== GIVEN DATA

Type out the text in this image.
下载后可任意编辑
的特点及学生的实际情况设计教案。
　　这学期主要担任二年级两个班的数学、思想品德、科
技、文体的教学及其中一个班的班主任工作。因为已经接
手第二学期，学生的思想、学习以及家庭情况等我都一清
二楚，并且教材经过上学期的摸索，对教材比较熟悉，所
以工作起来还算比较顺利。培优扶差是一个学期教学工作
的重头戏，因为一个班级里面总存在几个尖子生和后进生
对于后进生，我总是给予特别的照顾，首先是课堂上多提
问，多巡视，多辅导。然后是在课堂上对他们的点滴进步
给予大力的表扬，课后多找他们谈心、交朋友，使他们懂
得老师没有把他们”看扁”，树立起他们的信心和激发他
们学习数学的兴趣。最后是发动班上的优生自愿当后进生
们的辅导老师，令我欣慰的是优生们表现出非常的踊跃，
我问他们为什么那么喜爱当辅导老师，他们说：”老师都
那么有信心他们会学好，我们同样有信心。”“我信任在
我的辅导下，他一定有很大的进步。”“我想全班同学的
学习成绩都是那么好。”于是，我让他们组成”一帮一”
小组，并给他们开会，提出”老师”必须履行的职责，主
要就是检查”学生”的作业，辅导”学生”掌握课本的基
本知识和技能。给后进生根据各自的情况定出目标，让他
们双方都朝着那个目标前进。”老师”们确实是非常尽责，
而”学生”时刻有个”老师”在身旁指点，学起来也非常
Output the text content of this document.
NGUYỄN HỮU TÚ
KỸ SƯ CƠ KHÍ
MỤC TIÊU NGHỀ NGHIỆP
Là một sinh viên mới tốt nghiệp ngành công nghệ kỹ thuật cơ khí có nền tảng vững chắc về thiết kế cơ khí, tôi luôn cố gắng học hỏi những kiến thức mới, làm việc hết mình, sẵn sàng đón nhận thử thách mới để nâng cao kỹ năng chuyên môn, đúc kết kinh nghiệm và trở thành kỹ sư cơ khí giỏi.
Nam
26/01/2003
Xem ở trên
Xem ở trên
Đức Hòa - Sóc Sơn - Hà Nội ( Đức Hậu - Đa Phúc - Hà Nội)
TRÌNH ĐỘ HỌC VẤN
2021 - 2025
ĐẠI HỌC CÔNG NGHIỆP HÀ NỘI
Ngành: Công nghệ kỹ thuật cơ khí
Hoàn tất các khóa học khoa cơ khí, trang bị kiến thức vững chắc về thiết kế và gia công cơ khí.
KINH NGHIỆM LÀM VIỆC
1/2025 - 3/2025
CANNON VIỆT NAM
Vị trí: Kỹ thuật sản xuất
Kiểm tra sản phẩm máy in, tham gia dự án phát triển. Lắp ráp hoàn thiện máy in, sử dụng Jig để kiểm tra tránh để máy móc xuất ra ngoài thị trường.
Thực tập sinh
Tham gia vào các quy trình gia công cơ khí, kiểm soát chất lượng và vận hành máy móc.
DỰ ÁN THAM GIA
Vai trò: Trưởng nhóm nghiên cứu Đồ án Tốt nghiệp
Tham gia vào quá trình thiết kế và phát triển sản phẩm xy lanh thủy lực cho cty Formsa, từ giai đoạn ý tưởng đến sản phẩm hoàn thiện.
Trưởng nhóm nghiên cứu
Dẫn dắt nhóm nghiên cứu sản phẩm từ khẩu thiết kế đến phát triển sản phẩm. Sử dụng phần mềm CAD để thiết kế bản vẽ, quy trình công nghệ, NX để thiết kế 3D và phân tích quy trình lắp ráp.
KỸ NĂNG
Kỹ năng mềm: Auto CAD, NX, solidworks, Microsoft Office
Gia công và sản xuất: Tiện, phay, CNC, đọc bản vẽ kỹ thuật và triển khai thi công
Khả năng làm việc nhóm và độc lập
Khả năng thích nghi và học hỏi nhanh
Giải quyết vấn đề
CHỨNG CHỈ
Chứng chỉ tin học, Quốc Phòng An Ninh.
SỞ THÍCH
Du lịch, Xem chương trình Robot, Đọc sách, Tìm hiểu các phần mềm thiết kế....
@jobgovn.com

====

PROBLEM DESCRIPTION
Quote all the records exactly, please, leaving none out.

TASK OUTPUT
Type out the text in this image.
下载后可任意编辑
的特点及学生的实际情况设计教案。
　　这学期主要担任二年级两个班的数学、思想品德、科
技、文体的教学及其中一个班的班主任工作。因为已经接
手第二学期，学生的思想、学习以及家庭情况等我都一清
二楚，并且教材经过上学期的摸索，对教材比较熟悉，所
以工作起来还算比较顺利。培优扶差是一个学期教学工作
的重头戏，因为一个班级里面总存在几个尖子生和后进生
对于后进生，我总是给予特别的照顾，首先是课堂上多提
问，多巡视，多辅导。然后是在课堂上对他们的点滴进步
给予大力的表扬，课后多找他们谈心、交朋友，使他们懂
得老师没有把他们”看扁”，树立起他们的信心和激发他
们学习数学的兴趣。最后是发动班上的优生自愿当后进生
们的辅导老师，令我欣慰的是优生们表现出非常的踊跃，
我问他们为什么那么喜爱当辅导老师，他们说：”老师都
那么有信心他们会学好，我们同样有信心。”“我信任在
我的辅导下，他一定有很大的进步。”“我想全班同学的
学习成绩都是那么好。”于是，我让他们组成”一帮一”
小组，并给他们开会，提出”老师”必须履行的职责，主
要就是检查”学生”的作业，辅导”学生”掌握课本的基
本知识和技能。给后进生根据各自的情况定出目标，让他
们双方都朝着那个目标前进。”老师”们确实是非常尽责，
而”学生”时刻有个”老师”在身旁指点，学起来也非常
Output the text content of this document.
NGUYỄN HỮU TÚ
KỸ SƯ CƠ KHÍ
MỤC TIÊU NGHỀ NGHIỆP
Là một sinh viên mới tốt nghiệp ngành công nghệ kỹ thuật cơ khí có nền tảng vững chắc về thiết kế cơ khí, tôi luôn cố gắng học hỏi những kiến thức mới, làm việc hết mình, sẵn sàng đón nhận thử thách mới để nâng cao kỹ năng chuyên môn, đúc kết kinh nghiệm và trở thành kỹ sư cơ khí giỏi.
Nam
26/01/2003
Xem ở trên
Xem ở trên
Đức Hòa - Sóc Sơn - Hà Nội ( Đức Hậu - Đa Phúc - Hà Nội)
TRÌNH ĐỘ HỌC VẤN
2021 - 2025
ĐẠI HỌC CÔNG NGHIỆP HÀ NỘI
Ngành: Công nghệ kỹ thuật cơ khí
Hoàn tất các khóa học khoa cơ khí, trang bị kiến thức vững chắc về thiết kế và gia công cơ khí.
KINH NGHIỆM LÀM VIỆC
1/2025 - 3/2025
CANNON VIỆT NAM
Vị trí: Kỹ thuật sản xuất
Kiểm tra sản phẩm máy in, tham gia dự án phát triển. Lắp ráp hoàn thiện máy in, sử dụng Jig để kiểm tra tránh để máy móc xuất ra ngoài thị trường.
Thực tập sinh
Tham gia vào các quy trình gia công cơ khí, kiểm soát chất lượng và vận hành máy móc.
DỰ ÁN THAM GIA
Vai trò: Trưởng nhóm nghiên cứu Đồ án Tốt nghiệp
Tham gia vào quá trình thiết kế và phát triển sản phẩm xy lanh thủy lực cho cty Formsa, từ giai đoạn ý tưởng đến sản phẩm hoàn thiện.
Trưởng nhóm nghiên cứu
Dẫn dắt nhóm nghiên cứu sản phẩm từ khẩu thiết kế đến phát triển sản phẩm. Sử dụng phần mềm CAD để thiết kế bản vẽ, quy trình công nghệ, NX để thiết kế 3D và phân tích quy trình lắp ráp.
KỸ NĂNG
Kỹ năng mềm: Auto CAD, NX, solidworks, Microsoft Office
Gia công và sản xuất: Tiện, phay, CNC, đọc bản vẽ kỹ thuật và triển khai thi công
Khả năng làm việc nhóm và độc lập
Khả năng thích nghi và học hỏi nhanh
Giải quyết vấn đề
CHỨNG CHỈ
Chứng chỉ tin học, Quốc Phòng An Ninh.
SỞ THÍCH
Du lịch, Xem chương trình Robot, Đọc sách, Tìm hiểu các phần mềm thiết kế....
@jobgovn.com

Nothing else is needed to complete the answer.